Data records
##########

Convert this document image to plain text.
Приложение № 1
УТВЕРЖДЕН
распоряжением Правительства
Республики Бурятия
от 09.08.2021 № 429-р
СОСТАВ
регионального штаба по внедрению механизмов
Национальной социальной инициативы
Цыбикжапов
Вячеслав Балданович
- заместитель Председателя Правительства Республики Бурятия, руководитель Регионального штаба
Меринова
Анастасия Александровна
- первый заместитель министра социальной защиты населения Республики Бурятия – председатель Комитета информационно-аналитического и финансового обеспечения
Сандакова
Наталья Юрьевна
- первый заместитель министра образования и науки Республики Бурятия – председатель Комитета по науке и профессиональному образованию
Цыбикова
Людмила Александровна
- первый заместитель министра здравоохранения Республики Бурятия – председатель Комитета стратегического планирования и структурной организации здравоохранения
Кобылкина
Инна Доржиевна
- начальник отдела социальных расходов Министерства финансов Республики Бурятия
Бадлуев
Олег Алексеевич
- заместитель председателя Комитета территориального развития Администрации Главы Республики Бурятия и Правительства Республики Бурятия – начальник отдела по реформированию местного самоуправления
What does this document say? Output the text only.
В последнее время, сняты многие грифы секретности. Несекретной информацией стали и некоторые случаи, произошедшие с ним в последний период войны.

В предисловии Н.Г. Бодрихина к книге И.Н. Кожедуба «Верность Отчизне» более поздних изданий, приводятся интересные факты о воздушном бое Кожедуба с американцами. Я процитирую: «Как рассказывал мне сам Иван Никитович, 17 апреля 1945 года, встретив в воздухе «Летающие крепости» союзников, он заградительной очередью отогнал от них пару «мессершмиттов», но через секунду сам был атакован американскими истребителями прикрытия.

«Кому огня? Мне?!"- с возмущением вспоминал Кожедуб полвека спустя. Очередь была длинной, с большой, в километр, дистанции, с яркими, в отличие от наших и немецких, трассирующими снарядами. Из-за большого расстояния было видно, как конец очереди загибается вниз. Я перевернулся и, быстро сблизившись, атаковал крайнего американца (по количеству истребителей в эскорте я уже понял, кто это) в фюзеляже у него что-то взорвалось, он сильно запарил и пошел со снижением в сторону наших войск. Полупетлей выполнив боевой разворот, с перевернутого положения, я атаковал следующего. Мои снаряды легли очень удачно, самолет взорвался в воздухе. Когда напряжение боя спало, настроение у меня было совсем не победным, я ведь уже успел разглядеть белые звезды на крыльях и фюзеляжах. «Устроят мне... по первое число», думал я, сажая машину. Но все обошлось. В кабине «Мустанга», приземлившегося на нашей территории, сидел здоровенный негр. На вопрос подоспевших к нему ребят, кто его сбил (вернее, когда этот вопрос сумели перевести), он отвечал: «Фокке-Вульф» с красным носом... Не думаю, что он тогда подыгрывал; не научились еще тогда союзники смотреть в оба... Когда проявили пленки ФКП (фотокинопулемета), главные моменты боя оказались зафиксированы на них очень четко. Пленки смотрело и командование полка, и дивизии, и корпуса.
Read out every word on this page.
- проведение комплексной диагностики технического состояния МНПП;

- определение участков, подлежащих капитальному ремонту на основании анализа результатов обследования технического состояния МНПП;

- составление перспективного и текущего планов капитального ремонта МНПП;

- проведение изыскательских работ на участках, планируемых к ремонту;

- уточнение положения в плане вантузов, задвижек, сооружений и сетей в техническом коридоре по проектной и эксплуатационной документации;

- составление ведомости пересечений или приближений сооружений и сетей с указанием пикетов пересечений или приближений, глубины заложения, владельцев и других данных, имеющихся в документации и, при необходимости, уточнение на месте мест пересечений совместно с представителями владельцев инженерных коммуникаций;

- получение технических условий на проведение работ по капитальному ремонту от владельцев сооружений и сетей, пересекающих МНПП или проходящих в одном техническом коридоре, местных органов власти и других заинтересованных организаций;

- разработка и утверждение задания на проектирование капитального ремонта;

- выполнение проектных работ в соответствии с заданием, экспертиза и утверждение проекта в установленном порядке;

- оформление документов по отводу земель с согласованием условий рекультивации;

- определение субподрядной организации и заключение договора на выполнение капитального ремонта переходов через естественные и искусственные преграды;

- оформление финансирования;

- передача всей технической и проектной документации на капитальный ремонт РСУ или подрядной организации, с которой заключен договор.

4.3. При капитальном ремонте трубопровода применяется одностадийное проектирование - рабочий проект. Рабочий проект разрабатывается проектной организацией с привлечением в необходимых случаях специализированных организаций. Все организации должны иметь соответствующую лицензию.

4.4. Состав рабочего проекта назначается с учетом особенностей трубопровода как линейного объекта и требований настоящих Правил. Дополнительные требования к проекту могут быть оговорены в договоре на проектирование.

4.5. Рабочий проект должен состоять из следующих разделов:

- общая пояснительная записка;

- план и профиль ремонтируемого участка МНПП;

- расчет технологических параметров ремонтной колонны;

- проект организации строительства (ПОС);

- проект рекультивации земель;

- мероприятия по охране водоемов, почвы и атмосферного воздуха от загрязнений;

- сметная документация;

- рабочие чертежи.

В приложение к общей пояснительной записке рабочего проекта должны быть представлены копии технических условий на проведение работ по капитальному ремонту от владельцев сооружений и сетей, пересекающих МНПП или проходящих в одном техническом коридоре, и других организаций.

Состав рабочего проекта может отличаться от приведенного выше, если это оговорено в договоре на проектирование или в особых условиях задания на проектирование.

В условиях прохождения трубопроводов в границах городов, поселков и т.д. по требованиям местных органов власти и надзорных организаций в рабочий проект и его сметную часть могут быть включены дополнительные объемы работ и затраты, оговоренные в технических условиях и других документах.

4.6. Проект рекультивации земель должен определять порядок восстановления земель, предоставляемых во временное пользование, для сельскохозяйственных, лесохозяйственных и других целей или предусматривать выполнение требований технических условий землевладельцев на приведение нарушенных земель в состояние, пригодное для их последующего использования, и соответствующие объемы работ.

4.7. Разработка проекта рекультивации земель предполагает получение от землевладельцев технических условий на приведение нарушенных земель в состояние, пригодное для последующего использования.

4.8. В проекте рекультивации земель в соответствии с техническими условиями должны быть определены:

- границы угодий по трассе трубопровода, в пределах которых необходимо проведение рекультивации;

##########

Write out the material from the first line to the last, exactly.

Convert this document image to plain text.
Приложение № 1
УТВЕРЖДЕН
распоряжением Правительства
Республики Бурятия
от 09.08.2021 № 429-р
СОСТАВ
регионального штаба по внедрению механизмов
Национальной социальной инициативы
Цыбикжапов
Вячеслав Балданович
- заместитель Председателя Правительства Республики Бурятия, руководитель Регионального штаба
Меринова
Анастасия Александровна
- первый заместитель министра социальной защиты населения Республики Бурятия – председатель Комитета информационно-аналитического и финансового обеспечения
Сандакова
Наталья Юрьевна
- первый заместитель министра образования и науки Республики Бурятия – председатель Комитета по науке и профессиональному образованию
Цыбикова
Людмила Александровна
- первый заместитель министра здравоохранения Республики Бурятия – председатель Комитета стратегического планирования и структурной организации здравоохранения
Кобылкина
Инна Доржиевна
- начальник отдела социальных расходов Министерства финансов Республики Бурятия
Бадлуев
Олег Алексеевич
- заместитель председателя Комитета территориального развития Администрации Главы Республики Бурятия и Правительства Республики Бурятия – начальник отдела по реформированию местного самоуправления
What does this document say? Output the text only.
В последнее время, сняты многие грифы секретности. Несекретной информацией стали и некоторые случаи, произошедшие с ним в последний период войны.

В предисловии Н.Г. Бодрихина к книге И.Н. Кожедуба «Верность Отчизне» более поздних изданий, приводятся интересные факты о воздушном бое Кожедуба с американцами. Я процитирую: «Как рассказывал мне сам Иван Никитович, 17 апреля 1945 года, встретив в воздухе «Летающие крепости» союзников, он заградительной очередью отогнал от них пару «мессершмиттов», но через секунду сам был атакован американскими истребителями прикрытия.

«Кому огня? Мне?!"- с возмущением вспоминал Кожедуб полвека спустя. Очередь была длинной, с большой, в километр, дистанции, с яркими, в отличие от наших и немецких, трассирующими снарядами. Из-за большого расстояния было видно, как конец очереди загибается вниз. Я перевернулся и, быстро сблизившись, атаковал крайнего американца (по количеству истребителей в эскорте я уже понял, кто это) в фюзеляже у него что-то взорвалось, он сильно запарил и пошел со снижением в сторону наших войск. Полупетлей выполнив боевой разворот, с перевернутого положения, я атаковал следующего. Мои снаряды легли очень удачно, самолет взорвался в воздухе. Когда напряжение боя спало, настроение у меня было совсем не победным, я ведь уже успел разглядеть белые звезды на крыльях и фюзеляжах. «Устроят мне... по первое число», думал я, сажая машину. Но все обошлось. В кабине «Мустанга», приземлившегося на нашей территории, сидел здоровенный негр. На вопрос подоспевших к нему ребят, кто его сбил (вернее, когда этот вопрос сумели перевести), он отвечал: «Фокке-Вульф» с красным носом... Не думаю, что он тогда подыгрывал; не научились еще тогда союзники смотреть в оба... Когда проявили пленки ФКП (фотокинопулемета), главные моменты боя оказались зафиксированы на них очень четко. Пленки смотрело и командование полка, и дивизии, и корпуса.
Read out every word on this page.
- проведение комплексной диагностики технического состояния МНПП;

- определение участков, подлежащих капитальному ремонту на основании анализа результатов обследования технического состояния МНПП;

- составление перспективного и текущего планов капитального ремонта МНПП;

- проведение изыскательских работ на участках, планируемых к ремонту;

- уточнение положения в плане вантузов, задвижек, сооружений и сетей в техническом коридоре по проектной и эксплуатационной документации;

- составление ведомости пересечений или приближений сооружений и сетей с указанием пикетов пересечений или приближений, глубины заложения, владельцев и других данных, имеющихся в документации и, при необходимости, уточнение на месте мест пересечений совместно с представителями владельцев инженерных коммуникаций;

- получение технических условий на проведение работ по капитальному ремонту от владельцев сооружений и сетей, пересекающих МНПП или проходящих в одном техническом коридоре, местных органов власти и других заинтересованных организаций;

- разработка и утверждение задания на проектирование капитального ремонта;

- выполнение проектных работ в соответствии с заданием, экспертиза и утверждение проекта в установленном порядке;

- оформление документов по отводу земель с согласованием условий рекультивации;

- определение субподрядной организации и заключение договора на выполнение капитального ремонта переходов через естественные и искусственные преграды;

- оформление финансирования;

- передача всей технической и проектной документации на капитальный ремонт РСУ или подрядной организации, с которой заключен договор.

4.3. При капитальном ремонте трубопровода применяется одностадийное проектирование - рабочий проект. Рабочий проект разрабатывается проектной организацией с привлечением в необходимых случаях специализированных организаций. Все организации должны иметь соответствующую лицензию.

4.4. Состав рабочего проекта назначается с учетом особенностей трубопровода как линейного объекта и требований настоящих Правил. Дополнительные требования к проекту могут быть оговорены в договоре на проектирование.

4.5. Рабочий проект должен состоять из следующих разделов:

- общая пояснительная записка;

- план и профиль ремонтируемого участка МНПП;

- расчет технологических параметров ремонтной колонны;

- проект организации строительства (ПОС);

- проект рекультивации земель;

- мероприятия по охране водоемов, почвы и атмосферного воздуха от загрязнений;

- сметная документация;

- рабочие чертежи.

В приложение к общей пояснительной записке рабочего проекта должны быть представлены копии технических условий на проведение работ по капитальному ремонту от владельцев сооружений и сетей, пересекающих МНПП или проходящих в одном техническом коридоре, и других организаций.

Состав рабочего проекта может отличаться от приведенного выше, если это оговорено в договоре на проектирование или в особых условиях задания на проектирование.

В условиях прохождения трубопроводов в границах городов, поселков и т.д. по требованиям местных органов власти и надзорных организаций в рабочий проект и его сметную часть могут быть включены дополнительные объемы работ и затраты, оговоренные в технических условиях и других документах.

4.6. Проект рекультивации земель должен определять порядок восстановления земель, предоставляемых во временное пользование, для сельскохозяйственных, лесохозяйственных и других целей или предусматривать выполнение требований технических условий землевладельцев на приведение нарушенных земель в состояние, пригодное для их последующего использования, и соответствующие объемы работ.

4.7. Разработка проекта рекультивации земель предполагает получение от землевладельцев технических условий на приведение нарушенных земель в состояние, пригодное для последующего использования.

4.8. В проекте рекультивации земель в соответствии с техническими условиями должны быть определены:

- границы угодий по трассе трубопровода, в пределах которых необходимо проведение рекультивации;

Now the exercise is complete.